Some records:
————————

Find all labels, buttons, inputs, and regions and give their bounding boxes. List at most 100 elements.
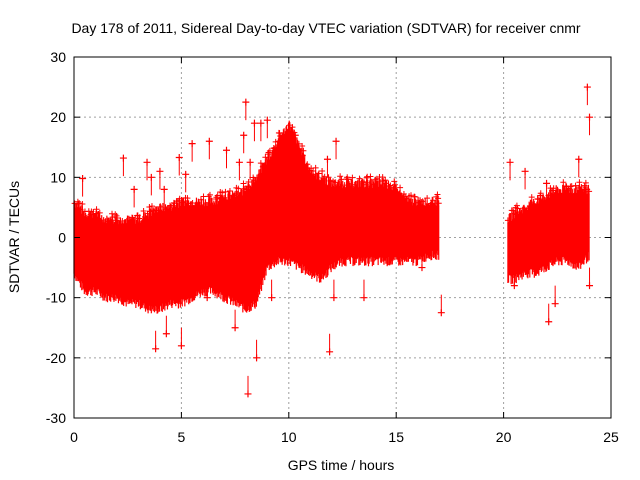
data-point [330, 178, 337, 185]
data-point [582, 179, 589, 186]
outlier-point [203, 294, 211, 302]
data-point [537, 190, 544, 197]
outlier-point [360, 294, 368, 302]
outlier-point [583, 83, 591, 91]
data-point [140, 207, 147, 214]
x-tick-label: 25 [603, 429, 619, 445]
outlier-point [521, 167, 529, 175]
data-point [349, 174, 356, 181]
data-point [434, 191, 441, 198]
data-point [399, 194, 406, 201]
outlier-point [510, 282, 518, 290]
data-point [391, 181, 398, 188]
data-points [71, 83, 594, 398]
outlier-point [551, 300, 559, 308]
data-point [325, 174, 332, 181]
data-point [387, 182, 394, 189]
outlier-point [143, 158, 151, 166]
y-tick-label: 0 [58, 230, 66, 246]
data-point [367, 173, 374, 180]
outlier-point [586, 113, 594, 121]
data-point [304, 161, 311, 168]
outlier-point [586, 282, 594, 290]
outlier-point [250, 119, 258, 127]
outlier-point [418, 264, 426, 272]
data-point [96, 209, 103, 216]
data-point [391, 178, 398, 185]
data-point [581, 182, 588, 189]
outlier-point [205, 137, 213, 145]
x-axis-label: GPS time / hours [288, 457, 395, 473]
outlier-point [242, 98, 250, 106]
y-axis-label: SDTVAR / TECUs [6, 181, 22, 293]
data-point [245, 179, 252, 186]
x-tick-label: 0 [70, 429, 78, 445]
y-tick-labels: -30 -20 -10 0 10 20 30 [46, 49, 66, 426]
data-point [206, 191, 213, 198]
data-point [104, 218, 111, 225]
outlier-point [575, 155, 583, 163]
outlier-point [253, 354, 261, 362]
outlier-point [543, 179, 551, 187]
data-point [337, 173, 344, 180]
data-point [300, 147, 307, 154]
y-tick-label: 10 [50, 169, 66, 185]
data-point [572, 182, 579, 189]
outlier-point [326, 348, 334, 356]
outlier-point [291, 131, 299, 139]
data-point [586, 188, 593, 195]
data-point [359, 178, 366, 185]
outlier-point [119, 154, 127, 162]
outlier-point [330, 294, 338, 302]
outlier-point [177, 342, 185, 350]
data-point [109, 210, 116, 217]
data-point [189, 200, 196, 207]
data-point [136, 215, 143, 222]
data-point [560, 179, 567, 186]
outlier-point [130, 185, 138, 193]
data-point [363, 174, 370, 181]
outlier-point [147, 173, 155, 181]
data-point [411, 193, 418, 200]
data-point [424, 195, 431, 202]
data-point [319, 168, 326, 175]
data-point [79, 200, 86, 207]
data-point [148, 203, 155, 210]
outlier-point [231, 324, 239, 332]
outlier-point [437, 309, 445, 317]
data-point [338, 176, 345, 183]
axis-ticks [73, 56, 612, 419]
outlier-point [257, 119, 265, 127]
outlier-point [182, 170, 190, 178]
data-point [435, 200, 442, 207]
y-tick-label: -10 [46, 290, 66, 306]
data-point [156, 203, 163, 210]
data-point [397, 184, 404, 191]
data-point [114, 214, 121, 221]
outlier-point [223, 146, 231, 154]
data-point [76, 200, 83, 207]
outlier-point [263, 116, 271, 124]
outlier-point [160, 185, 168, 193]
data-point [372, 176, 379, 183]
data-point [289, 124, 296, 131]
data-point [222, 188, 229, 195]
outlier-point [506, 158, 514, 166]
outlier-point [244, 390, 252, 398]
x-tick-label: 20 [496, 429, 512, 445]
data-point [315, 170, 322, 177]
outlier-point [268, 294, 276, 302]
outlier-point [156, 167, 164, 175]
outlier-point [188, 140, 196, 148]
data-point [146, 204, 153, 211]
data-point [429, 197, 436, 204]
data-point [299, 143, 306, 150]
data-point [513, 202, 520, 209]
outlier-point [246, 158, 254, 166]
y-tick-label: -20 [46, 350, 66, 366]
x-tick-label: 5 [178, 429, 186, 445]
outlier-point [162, 330, 170, 338]
data-point [184, 195, 191, 202]
y-tick-label: 30 [50, 49, 66, 65]
outlier-point [79, 175, 87, 183]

————————

DIRECTIONS FOR THIS TASK
Copy the data above word for word, line by line, leaving out the picture.

THE ANSWER
Find all labels, buttons, inputs, and regions and give their bounding boxes. List at most 100 elements.
data-point [330, 178, 337, 185]
data-point [582, 179, 589, 186]
outlier-point [203, 294, 211, 302]
data-point [537, 190, 544, 197]
outlier-point [360, 294, 368, 302]
outlier-point [583, 83, 591, 91]
data-point [140, 207, 147, 214]
x-tick-label: 25 [603, 429, 619, 445]
outlier-point [521, 167, 529, 175]
data-point [349, 174, 356, 181]
data-point [434, 191, 441, 198]
data-point [399, 194, 406, 201]
outlier-point [510, 282, 518, 290]
data-point [391, 181, 398, 188]
data-points [71, 83, 594, 398]
outlier-point [551, 300, 559, 308]
data-point [325, 174, 332, 181]
data-point [387, 182, 394, 189]
outlier-point [143, 158, 151, 166]
y-tick-label: 0 [58, 230, 66, 246]
data-point [367, 173, 374, 180]
outlier-point [586, 113, 594, 121]
data-point [304, 161, 311, 168]
outlier-point [586, 282, 594, 290]
outlier-point [250, 119, 258, 127]
outlier-point [418, 264, 426, 272]
data-point [96, 209, 103, 216]
data-point [391, 178, 398, 185]
data-point [581, 182, 588, 189]
outlier-point [205, 137, 213, 145]
x-axis-label: GPS time / hours [288, 457, 395, 473]
outlier-point [242, 98, 250, 106]
y-axis-label: SDTVAR / TECUs [6, 181, 22, 293]
data-point [245, 179, 252, 186]
x-tick-label: 0 [70, 429, 78, 445]
y-tick-labels: -30 -20 -10 0 10 20 30 [46, 49, 66, 426]
data-point [206, 191, 213, 198]
data-point [104, 218, 111, 225]
outlier-point [575, 155, 583, 163]
outlier-point [253, 354, 261, 362]
outlier-point [543, 179, 551, 187]
data-point [337, 173, 344, 180]
data-point [300, 147, 307, 154]
y-tick-label: 10 [50, 169, 66, 185]
data-point [572, 182, 579, 189]
outlier-point [326, 348, 334, 356]
outlier-point [291, 131, 299, 139]
data-point [586, 188, 593, 195]
data-point [359, 178, 366, 185]
outlier-point [119, 154, 127, 162]
outlier-point [330, 294, 338, 302]
outlier-point [177, 342, 185, 350]
data-point [109, 210, 116, 217]
data-point [189, 200, 196, 207]
data-point [136, 215, 143, 222]
data-point [560, 179, 567, 186]
outlier-point [130, 185, 138, 193]
data-point [363, 174, 370, 181]
outlier-point [147, 173, 155, 181]
data-point [411, 193, 418, 200]
data-point [424, 195, 431, 202]
data-point [319, 168, 326, 175]
data-point [79, 200, 86, 207]
data-point [148, 203, 155, 210]
outlier-point [231, 324, 239, 332]
outlier-point [437, 309, 445, 317]
data-point [338, 176, 345, 183]
axis-ticks [73, 56, 612, 419]
outlier-point [257, 119, 265, 127]
outlier-point [182, 170, 190, 178]
data-point [435, 200, 442, 207]
y-tick-label: -10 [46, 290, 66, 306]
data-point [156, 203, 163, 210]
data-point [397, 184, 404, 191]
data-point [114, 214, 121, 221]
outlier-point [223, 146, 231, 154]
data-point [76, 200, 83, 207]
outlier-point [263, 116, 271, 124]
outlier-point [160, 185, 168, 193]
data-point [372, 176, 379, 183]
data-point [289, 124, 296, 131]
data-point [222, 188, 229, 195]
outlier-point [506, 158, 514, 166]
outlier-point [244, 390, 252, 398]
x-tick-label: 20 [496, 429, 512, 445]
data-point [315, 170, 322, 177]
outlier-point [268, 294, 276, 302]
outlier-point [156, 167, 164, 175]
outlier-point [188, 140, 196, 148]
data-point [146, 204, 153, 211]
data-point [429, 197, 436, 204]
data-point [299, 143, 306, 150]
data-point [513, 202, 520, 209]
outlier-point [246, 158, 254, 166]
y-tick-label: -20 [46, 350, 66, 366]
x-tick-label: 5 [178, 429, 186, 445]
outlier-point [162, 330, 170, 338]
data-point [184, 195, 191, 202]
y-tick-label: 30 [50, 49, 66, 65]
outlier-point [79, 175, 87, 183]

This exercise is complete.